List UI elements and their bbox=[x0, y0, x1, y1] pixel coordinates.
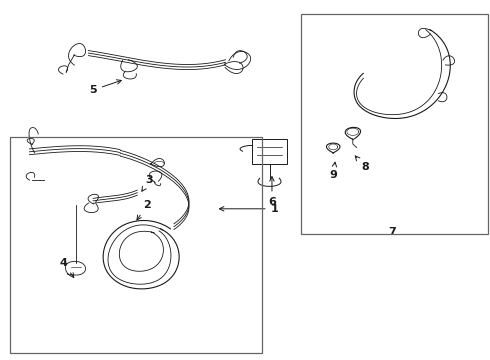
Bar bbox=[301, 14, 488, 234]
Text: 9: 9 bbox=[329, 162, 337, 180]
Text: 5: 5 bbox=[89, 80, 122, 95]
Text: 1: 1 bbox=[220, 204, 278, 214]
Text: 7: 7 bbox=[388, 227, 396, 237]
Text: 4: 4 bbox=[60, 258, 74, 278]
Text: 3: 3 bbox=[142, 175, 153, 191]
Text: 8: 8 bbox=[355, 156, 369, 172]
Bar bbox=[252, 139, 287, 164]
Text: 2: 2 bbox=[137, 200, 151, 220]
Bar bbox=[10, 137, 262, 353]
Text: 6: 6 bbox=[268, 177, 276, 207]
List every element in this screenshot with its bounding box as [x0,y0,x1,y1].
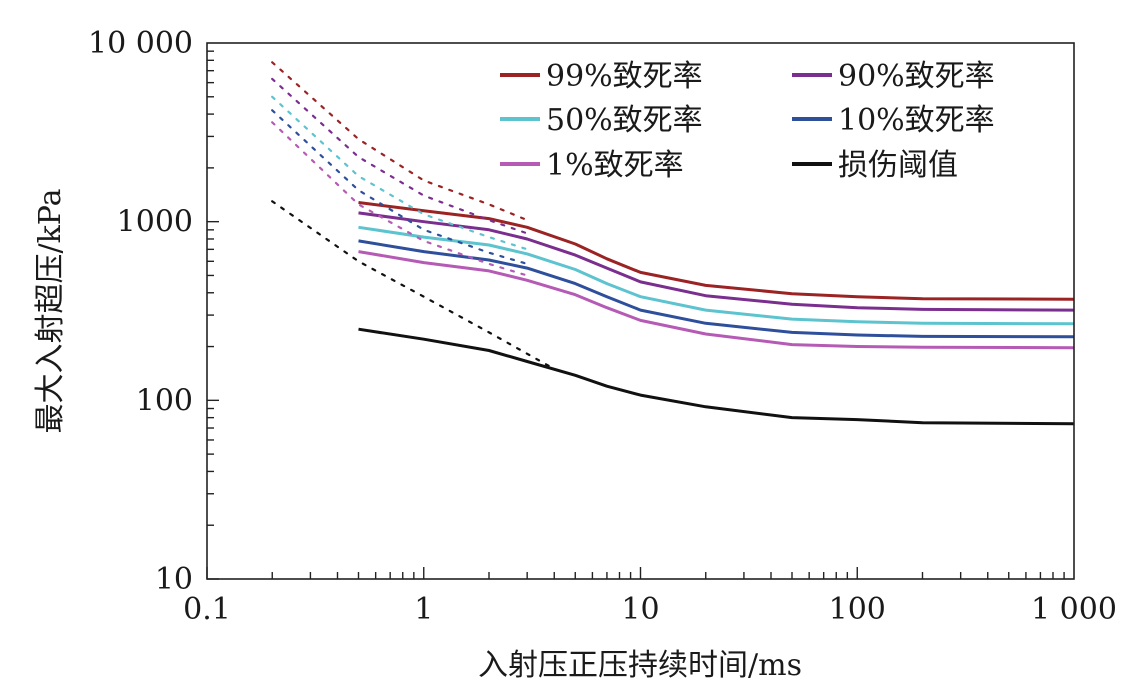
x-tick-label: 1 [414,592,433,627]
series-line-4 [358,239,1075,339]
series-line-extrapolated-6 [271,200,556,370]
x-tick-label: 10 [621,592,659,627]
legend-label: 50%致死率 [546,103,703,138]
series-line-extrapolated-4 [271,109,529,265]
x-tick-label: 0.1 [183,592,231,627]
y-tick-label: 10 [155,562,193,597]
legend: 99%致死率 90%致死率 50%致死率 10%致死率 1%致死率 损伤阈值 [500,59,995,183]
series-lines [271,61,1075,426]
series-line-extrapolated-1 [271,61,529,222]
plot-area-frame [206,42,1075,580]
legend-label: 10%致死率 [838,103,995,138]
series-line-extrapolated-3 [271,95,529,251]
legend-label: 损伤阈值 [838,148,958,183]
legend-label: 90%致死率 [838,59,995,94]
series-line-1 [358,201,1075,301]
x-axis-title: 入射压正压持续时间/ms [478,648,802,683]
legend-label: 1%致死率 [546,148,684,183]
series-line-5 [358,250,1075,350]
y-tick-label: 100 [136,383,193,418]
series-line-3 [358,225,1075,326]
y-tick-label: 1000 [117,205,193,240]
x-tick-label: 100 [829,592,886,627]
tick-labels: 0.1 1 10 100 1 000 10 100 1000 10 000 [88,26,1117,627]
series-line-extrapolated-2 [271,77,529,235]
y-axis-title: 最大入射超压/kPa [33,188,68,433]
series-line-2 [358,211,1075,312]
y-tick-label: 10 000 [88,26,193,61]
series-line-6 [358,327,1075,426]
series-line-extrapolated-5 [271,121,529,277]
x-tick-label: 1 000 [1031,592,1117,627]
legend-label: 99%致死率 [546,59,703,94]
axis-ticks [206,50,1065,580]
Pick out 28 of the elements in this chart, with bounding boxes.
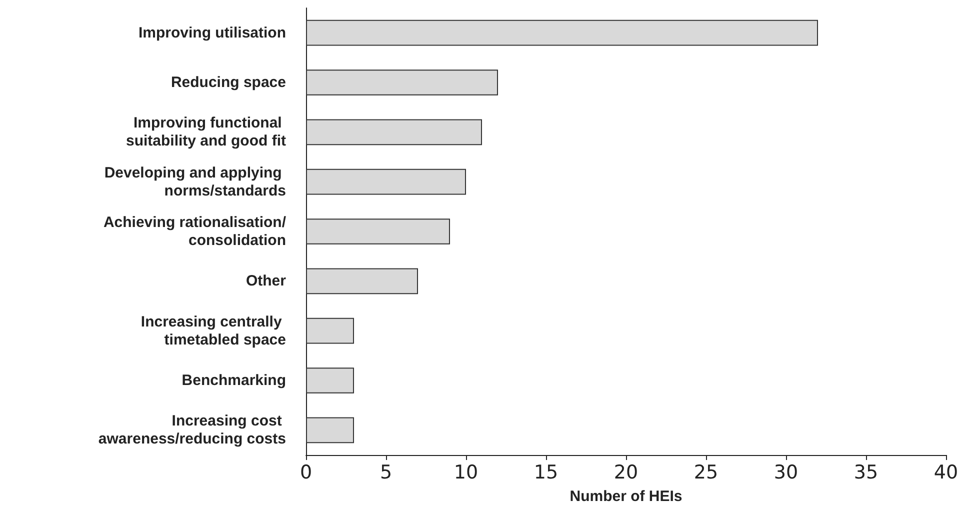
x-tick-label: 25 [694,462,718,484]
y-tick-label: Increasing cost awareness/reducing costs [98,412,286,448]
x-axis-title: Number of HEIs [570,488,682,505]
y-tick-label: Improving utilisation [138,24,286,42]
bar [306,318,354,344]
y-tick-label: Other [246,272,286,290]
x-tick-label: 20 [614,462,638,484]
bar [306,70,498,96]
bar [306,417,354,444]
y-tick-label: Increasing centrally timetabled space [140,313,286,348]
bar [306,218,450,244]
x-tick-label: 35 [854,462,878,484]
bar [306,168,466,195]
y-tick-label: Reducing space [170,74,286,91]
x-tick-label: 5 [380,462,392,484]
x-tick-label: 10 [454,462,478,484]
x-tick-label: 15 [534,462,558,484]
y-tick-label: Benchmarking [182,372,286,389]
x-tick-label: 40 [934,462,958,484]
bar [306,368,354,394]
bar [306,20,818,46]
x-tick-label: 30 [774,462,798,484]
y-tick-label: Improving functional suitability and good fit [126,114,286,150]
bar [306,268,418,294]
bar [306,119,482,146]
y-tick-label: Achieving rationalisation/consolidation [103,214,287,249]
x-tick-label: 0 [300,462,312,484]
y-tick-label: Developing and applying norms/standards [104,164,286,200]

(Exercise requirements) Write out all of the material above word for word, omitting the pictures.

(Answer to the exercise)
List UI elements and their bbox=[x0, y0, x1, y1] pixel coordinates.
Bar bbox=[301, 14, 488, 234]
Text: 9: 9 bbox=[329, 162, 337, 180]
Text: 5: 5 bbox=[89, 80, 122, 95]
Text: 1: 1 bbox=[220, 204, 278, 214]
Text: 7: 7 bbox=[388, 227, 396, 237]
Text: 4: 4 bbox=[60, 258, 74, 278]
Text: 3: 3 bbox=[142, 175, 153, 191]
Text: 8: 8 bbox=[355, 156, 369, 172]
Bar bbox=[252, 139, 287, 164]
Text: 2: 2 bbox=[137, 200, 151, 220]
Bar bbox=[10, 137, 262, 353]
Text: 6: 6 bbox=[268, 177, 276, 207]
List every element in this screenshot with its bounding box as [x0,y0,x1,y1].
x-tick-label: 1 [414,592,433,627]
series-line-4 [358,239,1075,339]
series-line-extrapolated-6 [271,200,556,370]
x-tick-label: 10 [621,592,659,627]
legend-label: 50%致死率 [546,103,703,138]
series-line-extrapolated-4 [271,109,529,265]
x-tick-label: 0.1 [183,592,231,627]
y-tick-label: 10 [155,562,193,597]
legend: 99%致死率 90%致死率 50%致死率 10%致死率 1%致死率 损伤阈值 [500,59,995,183]
series-lines [271,61,1075,426]
series-line-extrapolated-1 [271,61,529,222]
plot-area-frame [206,42,1075,580]
legend-label: 10%致死率 [838,103,995,138]
series-line-extrapolated-3 [271,95,529,251]
legend-label: 损伤阈值 [838,148,958,183]
legend-label: 90%致死率 [838,59,995,94]
series-line-1 [358,201,1075,301]
x-axis-title: 入射压正压持续时间/ms [478,648,802,683]
legend-label: 1%致死率 [546,148,684,183]
series-line-5 [358,250,1075,350]
y-tick-label: 100 [136,383,193,418]
series-line-3 [358,225,1075,326]
y-tick-label: 1000 [117,205,193,240]
x-tick-label: 100 [829,592,886,627]
tick-labels: 0.1 1 10 100 1 000 10 100 1000 10 000 [88,26,1117,627]
series-line-extrapolated-2 [271,77,529,235]
y-axis-title: 最大入射超压/kPa [33,188,68,433]
series-line-2 [358,211,1075,312]
y-tick-label: 10 000 [88,26,193,61]
series-line-6 [358,327,1075,426]
series-line-extrapolated-5 [271,121,529,277]
x-tick-label: 1 000 [1031,592,1117,627]
legend-label: 99%致死率 [546,59,703,94]
axis-ticks [206,50,1065,580]
Pick out 28 of the elements in this chart, with bounding boxes.
x-tick-label: 25 [694,462,718,484]
y-tick-label: Increasing cost awareness/reducing costs [98,412,286,448]
x-axis-title: Number of HEIs [570,488,682,505]
y-tick-label: Improving utilisation [138,24,286,42]
bar [306,318,354,344]
y-tick-label: Other [246,272,286,290]
x-tick-label: 20 [614,462,638,484]
bar [306,70,498,96]
bar [306,417,354,444]
y-tick-label: Increasing centrally timetabled space [140,313,286,348]
bar [306,218,450,244]
x-tick-label: 35 [854,462,878,484]
bar [306,168,466,195]
y-tick-label: Reducing space [170,74,286,91]
x-tick-label: 5 [380,462,392,484]
x-tick-label: 10 [454,462,478,484]
x-tick-label: 15 [534,462,558,484]
y-tick-label: Benchmarking [182,372,286,389]
x-tick-label: 40 [934,462,958,484]
bar [306,368,354,394]
bar [306,20,818,46]
x-tick-label: 30 [774,462,798,484]
y-tick-label: Improving functional suitability and good fit [126,114,286,150]
bar [306,268,418,294]
bar [306,119,482,146]
y-tick-label: Achieving rationalisation/consolidation [103,214,287,249]
x-tick-label: 0 [300,462,312,484]
y-tick-label: Developing and applying norms/standards [104,164,286,200]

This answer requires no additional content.